Written task » Set every record down verbatim and omit the pictures.

Data excerpts

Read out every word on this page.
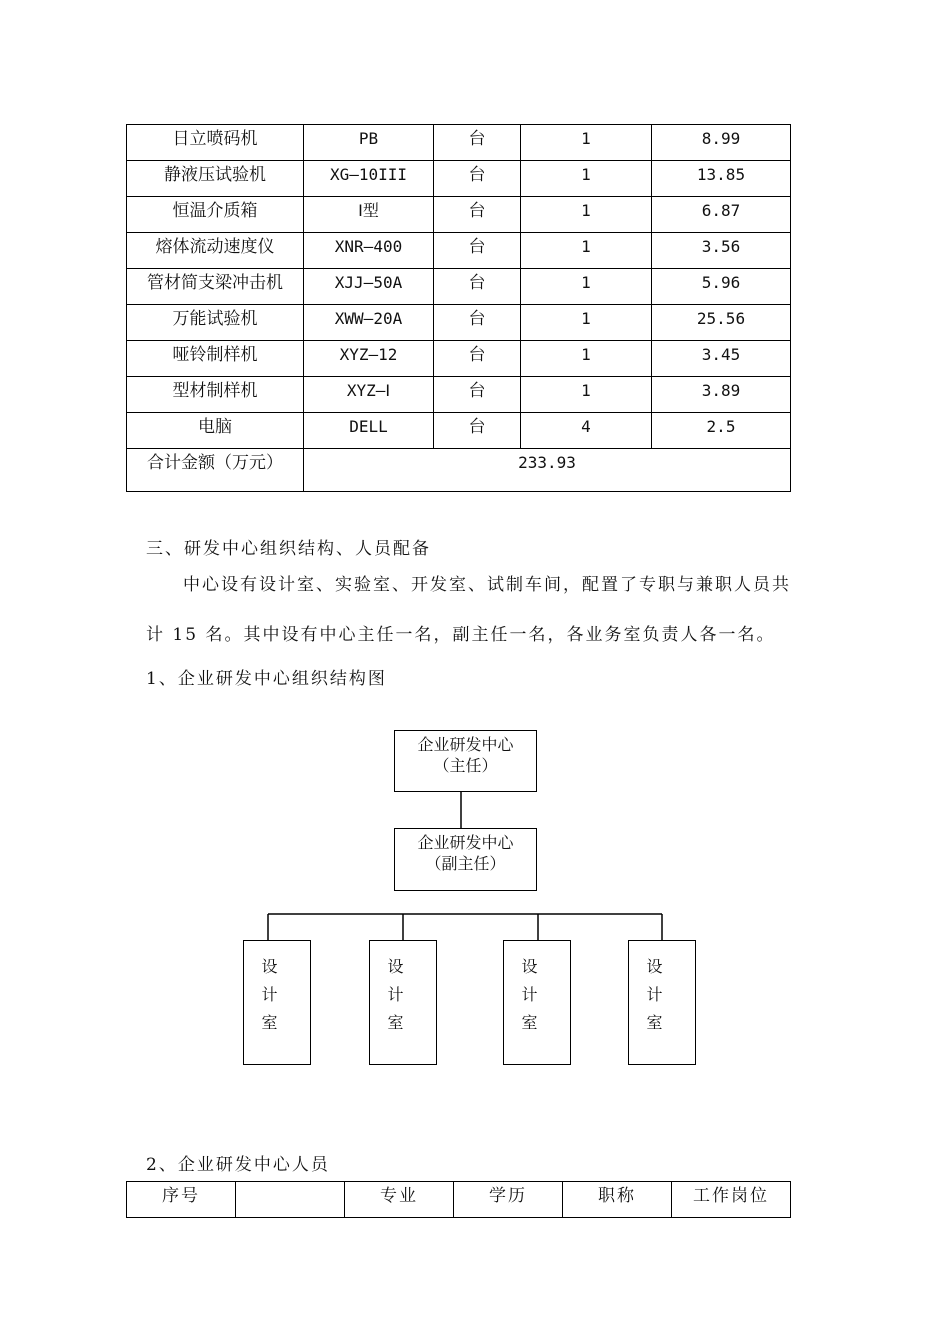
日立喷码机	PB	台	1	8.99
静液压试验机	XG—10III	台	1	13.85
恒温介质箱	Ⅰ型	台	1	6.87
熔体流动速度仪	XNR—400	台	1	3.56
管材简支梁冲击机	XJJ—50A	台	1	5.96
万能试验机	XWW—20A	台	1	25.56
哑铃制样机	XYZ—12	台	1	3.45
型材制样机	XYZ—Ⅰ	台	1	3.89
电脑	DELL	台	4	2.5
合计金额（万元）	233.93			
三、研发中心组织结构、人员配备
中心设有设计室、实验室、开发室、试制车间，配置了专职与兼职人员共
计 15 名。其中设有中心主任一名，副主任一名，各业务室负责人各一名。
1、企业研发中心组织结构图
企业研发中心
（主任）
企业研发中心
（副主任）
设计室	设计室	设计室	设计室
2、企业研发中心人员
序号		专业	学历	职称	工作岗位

Result for this task »
Read out every word on this page.
日立喷码机	PB	台	1	8.99
静液压试验机	XG—10III	台	1	13.85
恒温介质箱	Ⅰ型	台	1	6.87
熔体流动速度仪	XNR—400	台	1	3.56
管材简支梁冲击机	XJJ—50A	台	1	5.96
万能试验机	XWW—20A	台	1	25.56
哑铃制样机	XYZ—12	台	1	3.45
型材制样机	XYZ—Ⅰ	台	1	3.89
电脑	DELL	台	4	2.5
合计金额（万元）	233.93			
三、研发中心组织结构、人员配备
中心设有设计室、实验室、开发室、试制车间，配置了专职与兼职人员共
计 15 名。其中设有中心主任一名，副主任一名，各业务室负责人各一名。
1、企业研发中心组织结构图
企业研发中心
（主任）
企业研发中心
（副主任）
设计室	设计室	设计室	设计室
2、企业研发中心人员
序号		专业	学历	职称	工作岗位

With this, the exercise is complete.